-- Textauszug --
>>
Erich Salomon: Der „Hoffotograf der Weimarer Republik“

Vor 75 Jahren wurde der Bankierssohn und ehemalige Soldat der kaiserlich-deutschen Armee im KZ Auschwitz ermordet.

Erich Salomon

Von Martin Stolzenau

Erich Franz Emil Salomon entstammte einem liberalen jüdischen Elternhaus, das dem Großbürgertum Berlins angehörte, machte nach vielfach wechselnden Anfangsbeschäftigungen als früher Wegbereiter des modernen Fotojournalismus Karriere und genoss dabei den Ruf eines „Hoffotografen der Weimarer Republik“. Doch diese Rolle und seine Herkunft als Jude machten ihn für die Nazis zur unerwünschten Person, was den Aufsteiger in die Unwägbarkeiten des Exils zwang, wo er nach der Besetzung der Niederlande von der Gestapo verhaftet und dann ins Vernichtungslager nach Auschwitz deportiert wurde. Dort fand er vor 75 Jahren den Tod.

Doch die erhaltenen Bildschöpfungen sorgten für den „Mythos Salomon“, wurden vom überlebenden Sohn Otto Erich nach 1945 aufgearbeitet und bilden seither die Grundlage für zahlreiche internationale Fotoausstellungen und die Würdigung in kunstwissenschaftlichen Schriften.

Erich Franz Emil Salomon wurde am 28. April 1886 in Berlin geboren. Sein Vater war Emil Salomon, der als Bankier, Effektenhändler und stellvertretender Vorsitzender des Ehrenausschusses der Berliner Börse überliefert ist. Seine Mutter war eine Tochter des Berliner Bankiers Julius Schüler und verwandt mit Leopold Sonnemann, einem Frankfurter Bankier, Politiker und Stifter der „Frankfurter Handelszeitung“, und eine Cousine von Else Lasker-Schüler. Der Bankierssohn hatte noch vier Geschwister. Seine Herkunft und der Verkehr seiner Familie mit der geistigen Elite des Kaiserreiches sicherten Salomon eine behütete und bildungsintensive Jugend. Ihm standen alle Wege offen. Nach der Reifeprüfung und dem Studium des Maschinenbaus an der TH in Berlin-Charlottenburg studierte er zusätzlich noch Rechtswissenschaften mit dem Abschluss als Dr. iur. 1913.

 

Dreijährige Kriegsgefangenschaft

Zwischendurch hatte er die Tochter eines Den Haager Modehausbesitzers geheiratet. Alles schien bestens. Aber dann kam der Erste Weltkrieg mit Teilnahme an der Marneschlacht und mit einer über dreijährigen Kriegsgefangenschaft. In den folgenden Inflationsjahren nach 1918 mit dem Verlust des elterlichen Vermögens standen ihm nicht mehr alle Wege offen. Salomon versuchte sich in verschiedenen Tätigkeiten. Das reichte vom Börsenmakler über die Beteiligung an einer Klavierfabrik bis zur Mitarbeit in der Werbeabteilung des Ullstein-Verlages. Erst Ende 1926 fand Salomon nach dem Kauf einer Kamera und ersten Schnappschüssen eine Zukunftsaufgabe, die ihn ausfüllte. Er spezialisierte sich schnell auf verdeckte Aufnahmen von Gerichtsprozessen, politischen Treffen und von Prominenten. Mit Erfolg.
<<
[Zeilen zur Regionsannotation]
>>
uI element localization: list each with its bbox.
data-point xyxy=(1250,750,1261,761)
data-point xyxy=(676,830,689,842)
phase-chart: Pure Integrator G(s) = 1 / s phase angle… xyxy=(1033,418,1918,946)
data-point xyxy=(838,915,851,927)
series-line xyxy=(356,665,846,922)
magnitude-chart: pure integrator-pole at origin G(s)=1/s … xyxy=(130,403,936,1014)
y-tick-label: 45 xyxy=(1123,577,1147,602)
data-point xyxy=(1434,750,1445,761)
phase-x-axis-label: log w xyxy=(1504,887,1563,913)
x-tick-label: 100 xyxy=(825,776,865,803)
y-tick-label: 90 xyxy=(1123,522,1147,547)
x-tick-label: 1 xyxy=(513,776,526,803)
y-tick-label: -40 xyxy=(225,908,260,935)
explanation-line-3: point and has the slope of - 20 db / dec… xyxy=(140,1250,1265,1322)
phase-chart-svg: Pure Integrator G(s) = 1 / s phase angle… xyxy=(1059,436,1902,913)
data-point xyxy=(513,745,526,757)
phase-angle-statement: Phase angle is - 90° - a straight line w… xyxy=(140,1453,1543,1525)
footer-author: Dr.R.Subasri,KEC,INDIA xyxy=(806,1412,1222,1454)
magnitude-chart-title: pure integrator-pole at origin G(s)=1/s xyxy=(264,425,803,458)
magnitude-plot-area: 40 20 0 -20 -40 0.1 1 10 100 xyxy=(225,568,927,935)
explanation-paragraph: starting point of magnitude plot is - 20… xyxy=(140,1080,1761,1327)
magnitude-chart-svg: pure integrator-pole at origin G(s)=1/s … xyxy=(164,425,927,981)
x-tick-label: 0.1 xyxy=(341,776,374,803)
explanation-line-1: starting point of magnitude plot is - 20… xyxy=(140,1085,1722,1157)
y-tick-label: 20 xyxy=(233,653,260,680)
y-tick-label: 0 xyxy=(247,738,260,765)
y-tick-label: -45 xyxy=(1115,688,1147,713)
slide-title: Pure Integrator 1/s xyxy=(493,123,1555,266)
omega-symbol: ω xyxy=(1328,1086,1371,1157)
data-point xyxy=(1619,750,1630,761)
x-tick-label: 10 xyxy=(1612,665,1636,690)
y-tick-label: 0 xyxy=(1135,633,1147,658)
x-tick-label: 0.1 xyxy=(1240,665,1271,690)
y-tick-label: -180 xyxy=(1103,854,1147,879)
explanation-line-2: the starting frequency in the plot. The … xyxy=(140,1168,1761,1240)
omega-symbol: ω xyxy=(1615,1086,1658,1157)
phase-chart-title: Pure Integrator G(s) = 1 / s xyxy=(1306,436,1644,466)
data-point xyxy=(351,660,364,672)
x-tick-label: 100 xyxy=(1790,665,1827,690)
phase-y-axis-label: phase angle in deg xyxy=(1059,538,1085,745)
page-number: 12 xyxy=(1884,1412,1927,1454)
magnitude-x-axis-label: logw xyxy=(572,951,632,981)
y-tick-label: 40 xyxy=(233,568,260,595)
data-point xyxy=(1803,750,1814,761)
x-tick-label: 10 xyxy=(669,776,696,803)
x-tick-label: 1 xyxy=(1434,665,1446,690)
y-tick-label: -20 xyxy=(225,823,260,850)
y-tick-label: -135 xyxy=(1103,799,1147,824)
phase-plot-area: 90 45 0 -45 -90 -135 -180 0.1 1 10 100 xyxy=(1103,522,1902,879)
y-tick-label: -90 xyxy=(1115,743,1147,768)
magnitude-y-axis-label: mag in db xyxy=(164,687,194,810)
<<
-- Schriftliche Aufgabe 1 --
An welchem Tag und in welcher Stadt wurde Erich Salomon laut dem Textauszug über ihn geboren?
-- Schriftliche Aufgabe 2 --
Schreiben Sie aus dem Textauszug über Erich Salomon alles von „Vor 75 Jahren wurde“ bis hinunter zu „Jahren den Tod.“ wortgetreu ab.
-- Schriftliche Aufgabe 3 --
Führen Sie den Textauszug über Erich Salomon im Anschluss an seinen letzten Satz weiter.
Die Zeilen haben mit dem Textauszug nichts zu tun.

-- Antwort zur Aufgabe 1 --
Am 28. April 1886 in Berlin.

-- Antwort zur Aufgabe 2 --
Vor 75 Jahren wurde der Bankierssohn und ehemalige Soldat der kaiserlich-deutschen Armee im KZ Auschwitz ermordet.

Erich Salomon

Von Martin Stolzenau

Erich Franz Emil Salomon entstammte einem liberalen jüdischen Elternhaus, das dem Großbürgertum Berlins angehörte, machte nach vielfach wechselnden Anfangsbeschäftigungen als früher Wegbereiter des modernen Fotojournalismus Karriere und genoss dabei den Ruf eines „Hoffotografen der Weimarer Republik“. Doch diese Rolle und seine Herkunft als Jude machten ihn für die Nazis zur unerwünschten Person, was den Aufsteiger in die Unwägbarkeiten des Exils zwang, wo er nach der Besetzung der Niederlande von der Gestapo verhaftet und dann ins Vernichtungslager nach Auschwitz deportiert wurde. Dort fand er vor 75 Jahren den Tod.

-- Antwort zur Aufgabe 3 --
Mit Reichskanzler Brüning bei Mussolini

Salomon beschaffte sich die modernste Fotoausrüstung, arbeitete nun als Fotoreporter und verschaffte sich überall, wo Entscheidungen getroffen wurden, Zugang. Er war ein ständiger Begleiter der wechselnden Regierungen der Weimarer Republik, bei Staatsbesuchen oft der allein zugelassene Fotoreporter und fotografierte am Obersten Gericht in London ebenso wie im Weißen Haus, in Hollywood und beim Völkerbund in Genf. Salomon begleitete Heinrich Brüning zu Benito Mussolini, war für Fotos beim Interview mit Fridtjof Nansen zugelassen und wurde von berühmten Künstlern wie Pablo Casals sowie Igor Strawinski als Fotograf bevorzugt. Damit entwickelte er maßgeblich den modernen Bildjournalismus mit. Das Geheimnis seines Erfolges ergab sich aus „ausgewogenen Bildkompositionen“ und der Tatsache, dass er als Fotograf keine kompromittierende „Entlarvung“ um jeden Preis anstrebte. Seine Fotos waren international gefragt. Selbst in den USA galt der Bankierssohn nun als Starfotograf. Seine Gesellschaftsporträts, seine fotografischen Blicke hinter die Kulissen und auf das Alltagsleben fanden schnell zahlreiche Nachahmer. Dagegen setzte er gerichtliche Schranken. So durften seine Fotos nur mit dem Zusatz seines vollen Namens erscheinen. Dazu kam, dass seine Fotos und Fotoreportagen nur in liberalen Zeitungen erschienen. Zum rechten Rand hatte er ein sehr kritisches Verhältnis. Das galt besonders für die Nazis, die ihn ihrerseits früh auf eine schwarze Liste setzten. Mit Folgen.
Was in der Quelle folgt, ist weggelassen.